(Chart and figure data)

-------

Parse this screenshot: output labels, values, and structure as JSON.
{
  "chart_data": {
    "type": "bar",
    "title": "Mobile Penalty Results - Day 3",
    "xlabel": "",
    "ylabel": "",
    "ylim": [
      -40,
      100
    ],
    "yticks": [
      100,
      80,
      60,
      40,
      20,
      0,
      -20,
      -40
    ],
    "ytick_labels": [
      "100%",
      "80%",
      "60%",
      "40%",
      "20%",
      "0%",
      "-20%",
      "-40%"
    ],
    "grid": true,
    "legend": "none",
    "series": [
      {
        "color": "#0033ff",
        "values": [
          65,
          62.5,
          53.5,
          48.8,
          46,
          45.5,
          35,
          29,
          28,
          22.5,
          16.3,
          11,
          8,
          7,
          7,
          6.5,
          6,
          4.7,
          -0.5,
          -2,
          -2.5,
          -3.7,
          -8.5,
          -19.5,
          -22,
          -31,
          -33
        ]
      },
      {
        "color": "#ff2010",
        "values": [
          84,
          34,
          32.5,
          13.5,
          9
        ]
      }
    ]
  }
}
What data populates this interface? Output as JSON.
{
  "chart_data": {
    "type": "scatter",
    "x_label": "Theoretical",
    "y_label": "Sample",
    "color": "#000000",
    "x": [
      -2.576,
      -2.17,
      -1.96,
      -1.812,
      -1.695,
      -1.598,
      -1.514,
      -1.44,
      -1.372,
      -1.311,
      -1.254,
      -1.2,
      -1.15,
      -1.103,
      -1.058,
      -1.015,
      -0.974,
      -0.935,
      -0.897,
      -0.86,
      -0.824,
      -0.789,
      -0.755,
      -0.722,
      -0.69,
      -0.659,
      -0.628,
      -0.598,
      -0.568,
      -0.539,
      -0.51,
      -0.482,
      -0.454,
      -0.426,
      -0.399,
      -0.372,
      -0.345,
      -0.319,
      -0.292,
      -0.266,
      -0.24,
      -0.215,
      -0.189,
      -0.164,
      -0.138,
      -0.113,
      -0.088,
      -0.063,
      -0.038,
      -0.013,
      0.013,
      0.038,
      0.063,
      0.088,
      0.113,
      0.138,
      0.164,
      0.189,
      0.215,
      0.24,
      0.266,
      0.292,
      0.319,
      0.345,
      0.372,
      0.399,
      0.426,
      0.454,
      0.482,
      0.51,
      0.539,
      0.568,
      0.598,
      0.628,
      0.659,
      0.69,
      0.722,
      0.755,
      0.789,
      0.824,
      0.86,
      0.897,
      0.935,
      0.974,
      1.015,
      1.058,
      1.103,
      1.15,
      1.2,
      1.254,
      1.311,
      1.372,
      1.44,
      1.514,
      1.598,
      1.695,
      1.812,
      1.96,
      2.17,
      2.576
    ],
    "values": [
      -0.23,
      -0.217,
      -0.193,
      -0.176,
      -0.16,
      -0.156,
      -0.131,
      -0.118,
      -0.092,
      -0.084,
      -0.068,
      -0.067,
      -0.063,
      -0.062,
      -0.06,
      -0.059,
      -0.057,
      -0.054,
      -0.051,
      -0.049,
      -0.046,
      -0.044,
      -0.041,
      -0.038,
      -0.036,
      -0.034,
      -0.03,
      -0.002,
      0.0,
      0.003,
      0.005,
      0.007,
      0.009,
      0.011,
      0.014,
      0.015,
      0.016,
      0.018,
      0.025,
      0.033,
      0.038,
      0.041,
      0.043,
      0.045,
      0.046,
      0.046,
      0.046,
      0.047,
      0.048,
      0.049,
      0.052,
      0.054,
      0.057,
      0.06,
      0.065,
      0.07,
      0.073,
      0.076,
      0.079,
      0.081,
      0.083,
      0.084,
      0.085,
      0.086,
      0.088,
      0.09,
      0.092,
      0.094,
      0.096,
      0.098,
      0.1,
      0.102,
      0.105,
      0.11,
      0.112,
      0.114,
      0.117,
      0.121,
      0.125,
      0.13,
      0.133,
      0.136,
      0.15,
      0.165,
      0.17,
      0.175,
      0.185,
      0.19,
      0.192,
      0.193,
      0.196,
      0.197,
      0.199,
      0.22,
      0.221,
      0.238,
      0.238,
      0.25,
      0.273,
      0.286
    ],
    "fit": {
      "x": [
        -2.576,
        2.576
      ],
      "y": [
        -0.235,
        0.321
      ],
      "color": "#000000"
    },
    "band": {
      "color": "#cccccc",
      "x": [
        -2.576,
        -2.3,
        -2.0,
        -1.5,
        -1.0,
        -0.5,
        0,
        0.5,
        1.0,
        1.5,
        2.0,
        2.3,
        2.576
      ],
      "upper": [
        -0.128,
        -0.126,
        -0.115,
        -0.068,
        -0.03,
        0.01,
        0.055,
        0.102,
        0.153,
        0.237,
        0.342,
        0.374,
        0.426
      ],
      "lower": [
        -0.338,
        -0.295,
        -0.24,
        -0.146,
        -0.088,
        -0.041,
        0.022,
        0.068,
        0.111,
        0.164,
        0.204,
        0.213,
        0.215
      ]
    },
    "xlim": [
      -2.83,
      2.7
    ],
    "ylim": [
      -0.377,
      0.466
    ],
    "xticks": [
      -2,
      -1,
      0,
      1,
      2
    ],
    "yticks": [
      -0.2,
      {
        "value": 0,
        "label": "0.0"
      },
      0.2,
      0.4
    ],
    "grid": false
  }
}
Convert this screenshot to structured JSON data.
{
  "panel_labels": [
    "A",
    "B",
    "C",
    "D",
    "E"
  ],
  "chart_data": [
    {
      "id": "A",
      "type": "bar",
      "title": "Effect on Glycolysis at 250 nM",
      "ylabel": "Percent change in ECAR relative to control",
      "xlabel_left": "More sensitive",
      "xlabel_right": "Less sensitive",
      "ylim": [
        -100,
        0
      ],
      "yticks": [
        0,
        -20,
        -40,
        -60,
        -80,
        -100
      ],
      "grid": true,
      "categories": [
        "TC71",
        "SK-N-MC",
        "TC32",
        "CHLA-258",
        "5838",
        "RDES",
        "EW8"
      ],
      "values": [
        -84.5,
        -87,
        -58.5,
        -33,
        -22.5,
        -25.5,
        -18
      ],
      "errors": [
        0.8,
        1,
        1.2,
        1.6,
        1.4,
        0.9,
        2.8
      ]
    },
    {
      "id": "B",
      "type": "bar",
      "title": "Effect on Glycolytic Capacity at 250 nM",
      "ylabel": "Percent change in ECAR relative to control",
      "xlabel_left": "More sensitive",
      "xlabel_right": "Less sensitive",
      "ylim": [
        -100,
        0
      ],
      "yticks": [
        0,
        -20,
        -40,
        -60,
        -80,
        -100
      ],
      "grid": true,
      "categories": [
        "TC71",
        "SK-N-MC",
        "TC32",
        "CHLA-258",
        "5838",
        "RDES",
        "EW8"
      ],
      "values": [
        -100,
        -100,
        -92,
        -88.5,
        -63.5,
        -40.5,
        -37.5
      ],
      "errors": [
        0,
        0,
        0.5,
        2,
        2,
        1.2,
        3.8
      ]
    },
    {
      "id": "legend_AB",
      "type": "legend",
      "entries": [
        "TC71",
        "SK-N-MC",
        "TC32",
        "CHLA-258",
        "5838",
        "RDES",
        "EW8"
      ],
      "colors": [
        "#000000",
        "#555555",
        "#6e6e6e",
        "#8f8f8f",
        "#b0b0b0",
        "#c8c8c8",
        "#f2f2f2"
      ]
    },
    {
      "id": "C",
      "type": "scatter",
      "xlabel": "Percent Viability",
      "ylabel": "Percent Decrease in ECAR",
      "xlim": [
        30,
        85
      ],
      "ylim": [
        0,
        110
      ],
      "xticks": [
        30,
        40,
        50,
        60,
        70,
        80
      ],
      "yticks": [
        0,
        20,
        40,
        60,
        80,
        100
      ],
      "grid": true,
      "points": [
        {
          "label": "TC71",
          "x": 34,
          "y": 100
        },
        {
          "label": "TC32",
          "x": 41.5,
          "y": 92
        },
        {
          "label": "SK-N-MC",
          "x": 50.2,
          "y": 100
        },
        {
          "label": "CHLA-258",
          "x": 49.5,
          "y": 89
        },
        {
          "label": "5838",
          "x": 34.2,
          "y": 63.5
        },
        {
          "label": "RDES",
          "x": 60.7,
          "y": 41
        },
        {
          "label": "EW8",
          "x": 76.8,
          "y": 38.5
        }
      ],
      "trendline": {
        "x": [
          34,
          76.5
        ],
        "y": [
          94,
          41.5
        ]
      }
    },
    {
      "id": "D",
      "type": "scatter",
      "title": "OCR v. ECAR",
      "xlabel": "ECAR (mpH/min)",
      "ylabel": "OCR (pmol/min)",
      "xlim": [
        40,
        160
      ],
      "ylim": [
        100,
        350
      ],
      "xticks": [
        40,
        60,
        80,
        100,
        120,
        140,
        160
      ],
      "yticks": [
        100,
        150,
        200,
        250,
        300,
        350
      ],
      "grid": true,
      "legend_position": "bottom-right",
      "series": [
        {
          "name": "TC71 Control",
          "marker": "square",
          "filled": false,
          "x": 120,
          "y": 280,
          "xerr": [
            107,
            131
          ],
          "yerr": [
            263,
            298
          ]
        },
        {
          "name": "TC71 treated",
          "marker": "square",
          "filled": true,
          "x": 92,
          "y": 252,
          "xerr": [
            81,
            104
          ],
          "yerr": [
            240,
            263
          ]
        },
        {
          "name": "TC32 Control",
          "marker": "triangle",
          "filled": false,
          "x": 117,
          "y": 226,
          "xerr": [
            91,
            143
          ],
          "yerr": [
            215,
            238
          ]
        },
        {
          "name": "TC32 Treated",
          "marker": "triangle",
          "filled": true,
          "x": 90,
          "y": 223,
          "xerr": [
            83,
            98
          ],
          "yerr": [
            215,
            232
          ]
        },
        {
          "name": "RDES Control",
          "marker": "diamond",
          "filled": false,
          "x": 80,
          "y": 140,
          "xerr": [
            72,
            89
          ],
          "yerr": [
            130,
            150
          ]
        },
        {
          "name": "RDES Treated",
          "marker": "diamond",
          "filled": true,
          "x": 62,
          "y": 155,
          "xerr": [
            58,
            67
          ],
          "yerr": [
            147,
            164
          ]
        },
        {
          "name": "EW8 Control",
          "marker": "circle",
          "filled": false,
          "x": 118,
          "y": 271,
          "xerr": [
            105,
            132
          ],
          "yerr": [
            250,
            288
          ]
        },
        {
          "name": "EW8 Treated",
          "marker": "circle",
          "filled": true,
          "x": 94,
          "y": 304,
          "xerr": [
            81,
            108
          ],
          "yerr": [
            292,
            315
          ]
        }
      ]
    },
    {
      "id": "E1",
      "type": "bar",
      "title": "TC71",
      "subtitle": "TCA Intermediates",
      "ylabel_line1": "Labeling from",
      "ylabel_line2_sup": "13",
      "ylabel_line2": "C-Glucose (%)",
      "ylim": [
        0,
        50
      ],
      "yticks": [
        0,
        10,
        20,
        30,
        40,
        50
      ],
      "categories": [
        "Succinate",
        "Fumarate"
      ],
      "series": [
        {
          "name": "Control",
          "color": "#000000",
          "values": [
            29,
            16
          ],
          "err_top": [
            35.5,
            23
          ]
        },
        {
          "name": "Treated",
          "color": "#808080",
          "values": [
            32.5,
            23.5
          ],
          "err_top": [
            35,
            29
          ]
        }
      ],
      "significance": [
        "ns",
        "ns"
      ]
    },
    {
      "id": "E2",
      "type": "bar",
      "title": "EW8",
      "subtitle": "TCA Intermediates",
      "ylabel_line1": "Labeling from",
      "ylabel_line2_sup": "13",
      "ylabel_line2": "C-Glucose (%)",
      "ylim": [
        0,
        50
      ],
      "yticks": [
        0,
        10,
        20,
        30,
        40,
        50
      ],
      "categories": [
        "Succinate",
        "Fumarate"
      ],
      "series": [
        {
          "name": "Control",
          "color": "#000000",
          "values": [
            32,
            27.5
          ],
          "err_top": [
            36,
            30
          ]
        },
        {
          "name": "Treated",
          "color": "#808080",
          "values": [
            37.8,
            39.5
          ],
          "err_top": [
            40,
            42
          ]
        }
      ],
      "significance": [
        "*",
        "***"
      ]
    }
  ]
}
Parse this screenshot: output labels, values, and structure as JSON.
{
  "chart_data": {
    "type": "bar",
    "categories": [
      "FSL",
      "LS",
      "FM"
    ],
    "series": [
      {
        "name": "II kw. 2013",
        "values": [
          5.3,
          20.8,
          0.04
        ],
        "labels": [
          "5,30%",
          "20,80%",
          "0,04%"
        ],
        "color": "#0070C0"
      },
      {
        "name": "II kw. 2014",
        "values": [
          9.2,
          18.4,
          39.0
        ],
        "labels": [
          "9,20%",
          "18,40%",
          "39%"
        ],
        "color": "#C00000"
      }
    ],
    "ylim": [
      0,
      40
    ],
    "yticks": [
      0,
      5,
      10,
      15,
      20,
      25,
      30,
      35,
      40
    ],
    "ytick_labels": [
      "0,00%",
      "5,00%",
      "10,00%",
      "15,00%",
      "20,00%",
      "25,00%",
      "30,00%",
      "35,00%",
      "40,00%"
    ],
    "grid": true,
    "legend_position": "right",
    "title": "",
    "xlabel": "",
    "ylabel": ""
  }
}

-------

Required task:
Copy all lines from the material that contain "Effect".

Task output:
      "title": "Effect on Glycolysis at 250 nM",
      "title": "Effect on Glycolytic Capacity at 250 nM",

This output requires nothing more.